* _EXTRACTED INFORMATION_
--
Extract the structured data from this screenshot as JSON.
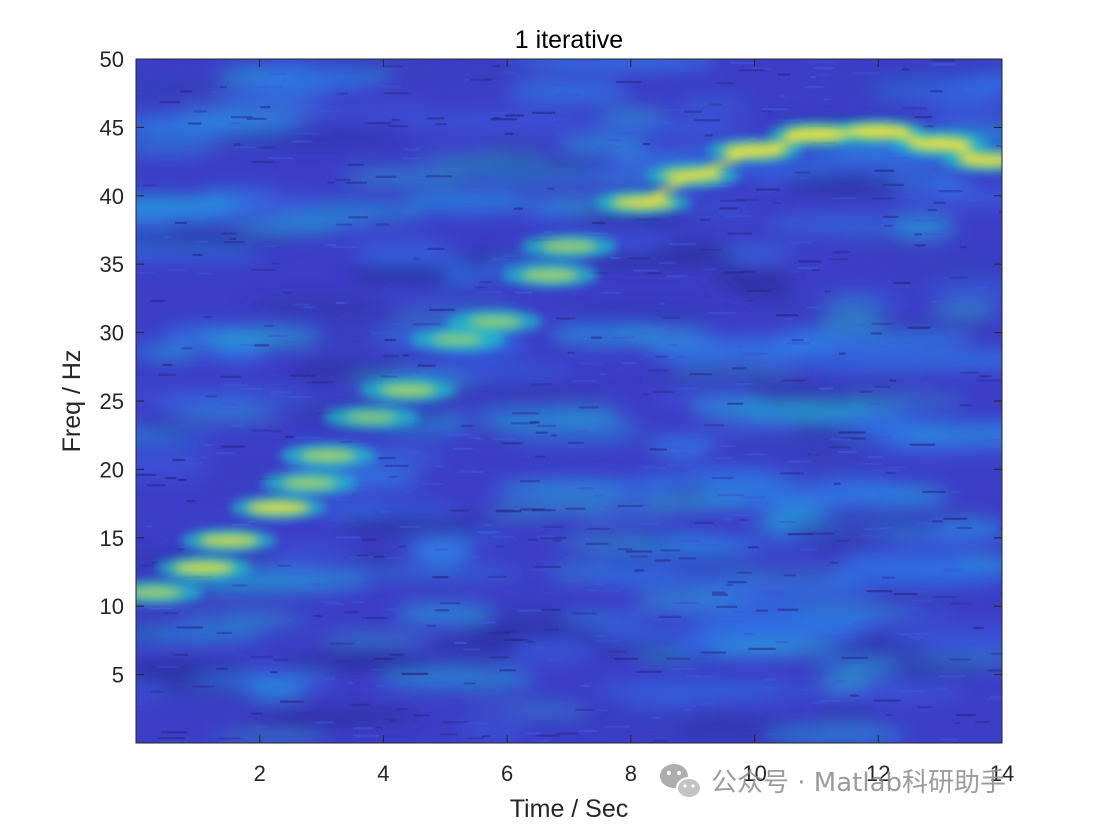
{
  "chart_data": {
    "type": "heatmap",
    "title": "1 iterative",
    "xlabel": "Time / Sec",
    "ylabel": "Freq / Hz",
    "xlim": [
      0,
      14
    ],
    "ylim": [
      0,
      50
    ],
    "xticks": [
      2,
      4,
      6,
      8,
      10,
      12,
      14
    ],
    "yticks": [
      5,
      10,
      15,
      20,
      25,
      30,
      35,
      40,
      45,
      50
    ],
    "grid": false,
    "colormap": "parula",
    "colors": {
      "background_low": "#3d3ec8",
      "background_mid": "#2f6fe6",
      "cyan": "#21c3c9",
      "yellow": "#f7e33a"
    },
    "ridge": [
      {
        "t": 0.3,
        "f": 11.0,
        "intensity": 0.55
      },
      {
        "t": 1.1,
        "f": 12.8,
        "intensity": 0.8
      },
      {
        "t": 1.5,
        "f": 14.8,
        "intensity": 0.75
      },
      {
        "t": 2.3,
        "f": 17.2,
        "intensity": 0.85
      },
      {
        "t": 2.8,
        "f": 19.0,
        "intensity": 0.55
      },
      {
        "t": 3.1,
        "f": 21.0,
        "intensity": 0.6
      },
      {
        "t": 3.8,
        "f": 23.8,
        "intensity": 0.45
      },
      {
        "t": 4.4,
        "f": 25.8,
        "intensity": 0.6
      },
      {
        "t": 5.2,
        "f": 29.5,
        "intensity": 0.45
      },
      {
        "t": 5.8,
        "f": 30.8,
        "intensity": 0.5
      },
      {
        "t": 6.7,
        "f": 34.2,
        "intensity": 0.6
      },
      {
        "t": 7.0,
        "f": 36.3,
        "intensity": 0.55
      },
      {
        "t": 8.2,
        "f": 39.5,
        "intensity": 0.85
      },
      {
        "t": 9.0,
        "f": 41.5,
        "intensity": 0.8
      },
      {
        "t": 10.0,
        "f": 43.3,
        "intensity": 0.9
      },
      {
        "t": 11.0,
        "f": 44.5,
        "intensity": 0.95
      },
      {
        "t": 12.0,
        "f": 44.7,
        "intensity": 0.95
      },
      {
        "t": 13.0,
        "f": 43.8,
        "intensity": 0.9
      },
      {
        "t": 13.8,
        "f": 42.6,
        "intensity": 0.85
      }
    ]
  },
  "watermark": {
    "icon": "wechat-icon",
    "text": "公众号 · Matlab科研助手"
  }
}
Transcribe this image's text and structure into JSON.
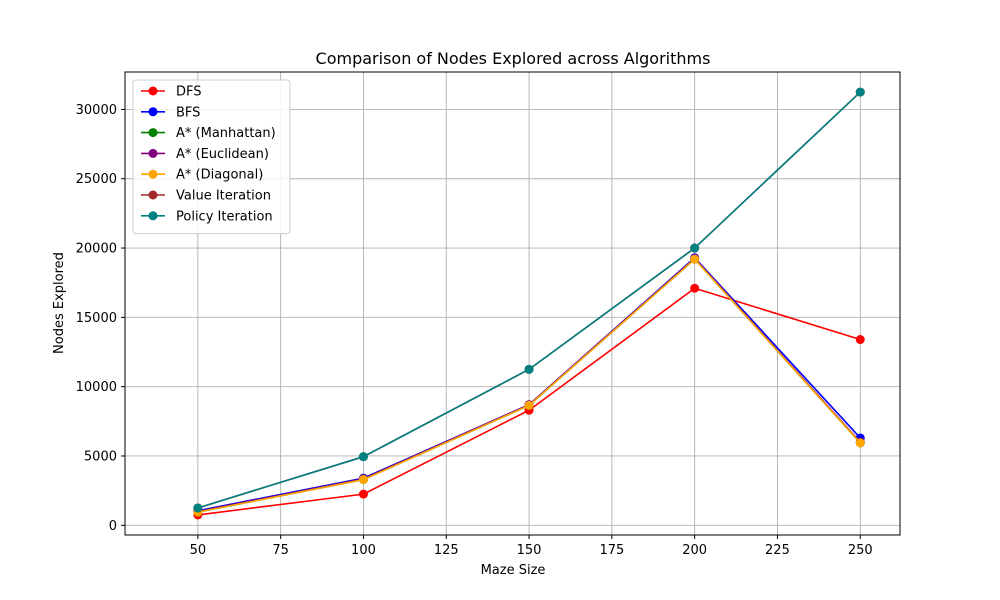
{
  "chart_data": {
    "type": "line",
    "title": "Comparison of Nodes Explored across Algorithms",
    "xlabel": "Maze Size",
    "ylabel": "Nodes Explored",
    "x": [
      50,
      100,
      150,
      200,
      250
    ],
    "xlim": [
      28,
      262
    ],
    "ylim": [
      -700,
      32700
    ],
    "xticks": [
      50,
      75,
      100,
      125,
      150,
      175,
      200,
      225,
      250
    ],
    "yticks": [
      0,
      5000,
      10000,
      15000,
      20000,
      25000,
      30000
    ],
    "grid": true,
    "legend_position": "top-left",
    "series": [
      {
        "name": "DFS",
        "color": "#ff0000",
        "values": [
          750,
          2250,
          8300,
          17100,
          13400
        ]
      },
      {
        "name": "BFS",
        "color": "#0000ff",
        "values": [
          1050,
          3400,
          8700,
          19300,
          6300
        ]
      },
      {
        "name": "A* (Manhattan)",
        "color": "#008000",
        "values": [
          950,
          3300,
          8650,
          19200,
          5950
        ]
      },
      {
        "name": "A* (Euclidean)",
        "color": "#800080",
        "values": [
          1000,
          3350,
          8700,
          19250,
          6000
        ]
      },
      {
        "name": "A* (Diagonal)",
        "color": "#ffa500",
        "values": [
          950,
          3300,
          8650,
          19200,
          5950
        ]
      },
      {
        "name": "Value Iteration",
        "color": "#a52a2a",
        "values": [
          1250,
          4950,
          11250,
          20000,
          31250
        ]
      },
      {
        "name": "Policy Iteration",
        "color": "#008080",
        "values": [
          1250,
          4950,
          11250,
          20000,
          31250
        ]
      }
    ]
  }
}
--
* _EXERCISE BRIEF_
Look through the entries above and report each line where the string "name" occurs.

* _REPLY TO THE EXERCISE_
        "name": "DFS",
        "name": "BFS",
        "name": "A* (Manhattan)",
        "name": "A* (Euclidean)",
        "name": "A* (Diagonal)",
        "name": "Value Iteration",
        "name": "Policy Iteration",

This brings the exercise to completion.